> _DIRECTIVE_:
Copy all lines below exactly as written. Leave pictures out.

> _ENTRIES SUPPLIED_:
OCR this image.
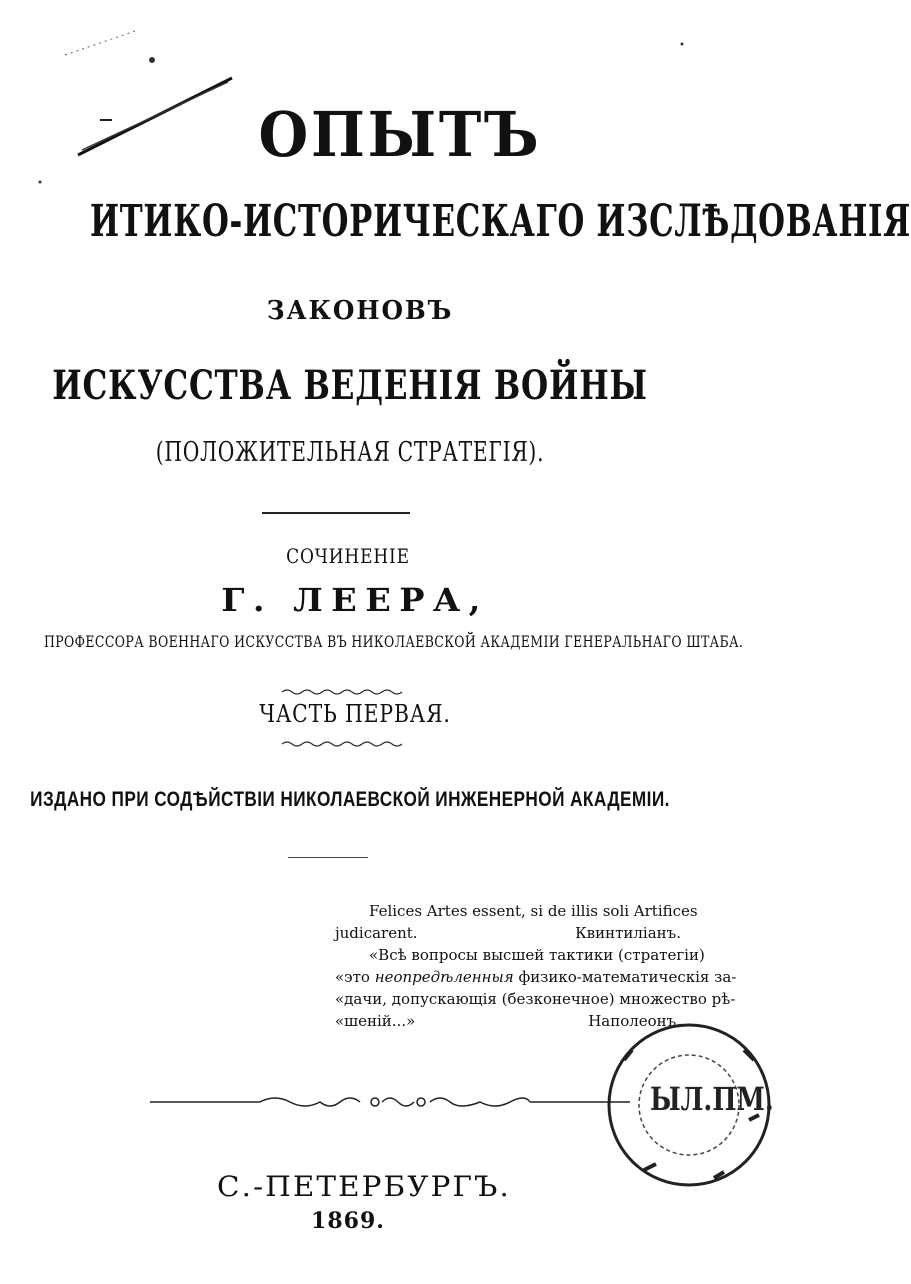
ОПЫТЪ
ИТИКО-ИСТОРИЧЕСКАГО ИЗСЛѢДОВАНІЯ
ЗАКОНОВЪ
ИСКУССТВА ВЕДЕНІЯ ВОЙНЫ
(ПОЛОЖИТЕЛЬНАЯ СТРАТЕГІЯ).
СОЧИНЕНІЕ
Г. ЛЕЕРА,
ПРОФЕССОРА ВОЕННАГО ИСКУССТВА ВЪ НИКОЛАЕВСКОЙ АКАДЕМІИ ГЕНЕРАЛЬНАГО ШТАБА.
ЧАСТЬ ПЕРВАЯ.
ИЗДАНО ПРИ СОДѢЙСТВІИ НИКОЛАЕВСКОЙ ИНЖЕНЕРНОЙ АКАДЕМІИ.
Felices Artes essent, si de illis soli Artifices
judicarent.	Квинтиліанъ.
«Всѣ вопросы высшей тактики (стратегіи)
«это неопредѣленныя физико-математическія за-
«дачи, допускающія (безконечное) множество рѣ-
«шеній...»	Наполеонъ.
С.-ПЕТЕРБУРГЪ.
1869.
ЫЛ.ПМ.
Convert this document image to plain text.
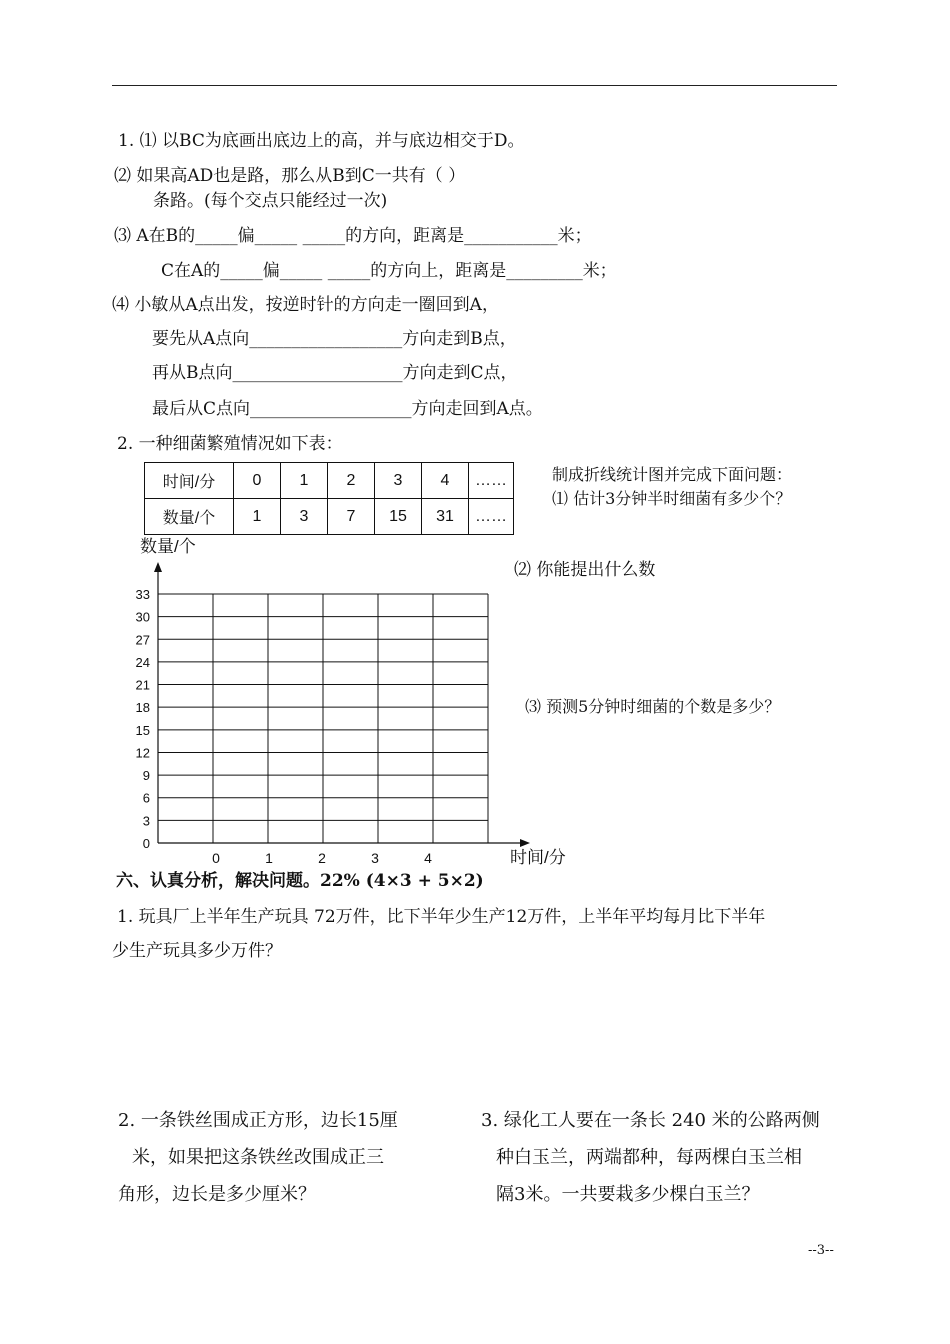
1. ⑴ 以BC为底画出底边上的高，并与底边相交于D。
⑵ 如果高AD也是路，那么从B到C一共有（ ）
条路。(每个交点只能经过一次)
⑶ A在B的_____偏_____ _____的方向，距离是___________米；
C在A的_____偏_____ _____的方向上，距离是_________米；
⑷ 小敏从A点出发，按逆时针的方向走一圈回到A，
要先从A点向__________________方向走到B点，
再从B点向____________________方向走到C点，
最后从C点向___________________方向走回到A点。
2. 一种细菌繁殖情况如下表：
时间/分	0	1	2	3	4	……
数量/个	1	3	7	15	31	……
制成折线统计图并完成下面问题：
⑴ 估计3分钟半时细菌有多少个？
⑵ 你能提出什么数
⑶ 预测5分钟时细菌的个数是多少？
0
3
6
9
12
15
18
21
24
27
30
33
0	1	2	3	4
数量/个
时间/分
六、认真分析，解决问题。22% (4×3 + 5×2)
1. 玩具厂上半年生产玩具 72万件，比下半年少生产12万件，上半年平均每月比下半年
少生产玩具多少万件？
2. 一条铁丝围成正方形，边长15厘
米，如果把这条铁丝改围成正三
角形，边长是多少厘米？
3. 绿化工人要在一条长 240 米的公路两侧
种白玉兰，两端都种，每两棵白玉兰相
隔3米。一共要栽多少棵白玉兰？
--3--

> _EXPECTED ANSWER_:
OCR this image.
ОПЫТЪ
ИТИКО-ИСТОРИЧЕСКАГО ИЗСЛѢДОВАНІЯ
ЗАКОНОВЪ
ИСКУССТВА ВЕДЕНІЯ ВОЙНЫ
(ПОЛОЖИТЕЛЬНАЯ СТРАТЕГІЯ).
СОЧИНЕНІЕ
Г. ЛЕЕРА,
ПРОФЕССОРА ВОЕННАГО ИСКУССТВА ВЪ НИКОЛАЕВСКОЙ АКАДЕМІИ ГЕНЕРАЛЬНАГО ШТАБА.
ЧАСТЬ ПЕРВАЯ.
ИЗДАНО ПРИ СОДѢЙСТВІИ НИКОЛАЕВСКОЙ ИНЖЕНЕРНОЙ АКАДЕМІИ.
Felices Artes essent, si de illis soli Artifices
judicarent.	Квинтиліанъ.
«Всѣ вопросы высшей тактики (стратегіи)
«это неопредѣленныя физико-математическія за-
«дачи, допускающія (безконечное) множество рѣ-
«шеній...»	Наполеонъ.
С.-ПЕТЕРБУРГЪ.
1869.
ЫЛ.ПМ.
Convert this document image to plain text.
1. ⑴ 以BC为底画出底边上的高，并与底边相交于D。
⑵ 如果高AD也是路，那么从B到C一共有（ ）
条路。(每个交点只能经过一次)
⑶ A在B的_____偏_____ _____的方向，距离是___________米；
C在A的_____偏_____ _____的方向上，距离是_________米；
⑷ 小敏从A点出发，按逆时针的方向走一圈回到A，
要先从A点向__________________方向走到B点，
再从B点向____________________方向走到C点，
最后从C点向___________________方向走回到A点。
2. 一种细菌繁殖情况如下表：
时间/分	0	1	2	3	4	……
数量/个	1	3	7	15	31	……
制成折线统计图并完成下面问题：
⑴ 估计3分钟半时细菌有多少个？
⑵ 你能提出什么数
⑶ 预测5分钟时细菌的个数是多少？
0
3
6
9
12
15
18
21
24
27
30
33
0	1	2	3	4
数量/个
时间/分
六、认真分析，解决问题。22% (4×3 + 5×2)
1. 玩具厂上半年生产玩具 72万件，比下半年少生产12万件，上半年平均每月比下半年
少生产玩具多少万件？
2. 一条铁丝围成正方形，边长15厘
米，如果把这条铁丝改围成正三
角形，边长是多少厘米？
3. 绿化工人要在一条长 240 米的公路两侧
种白玉兰，两端都种，每两棵白玉兰相
隔3米。一共要栽多少棵白玉兰？
--3--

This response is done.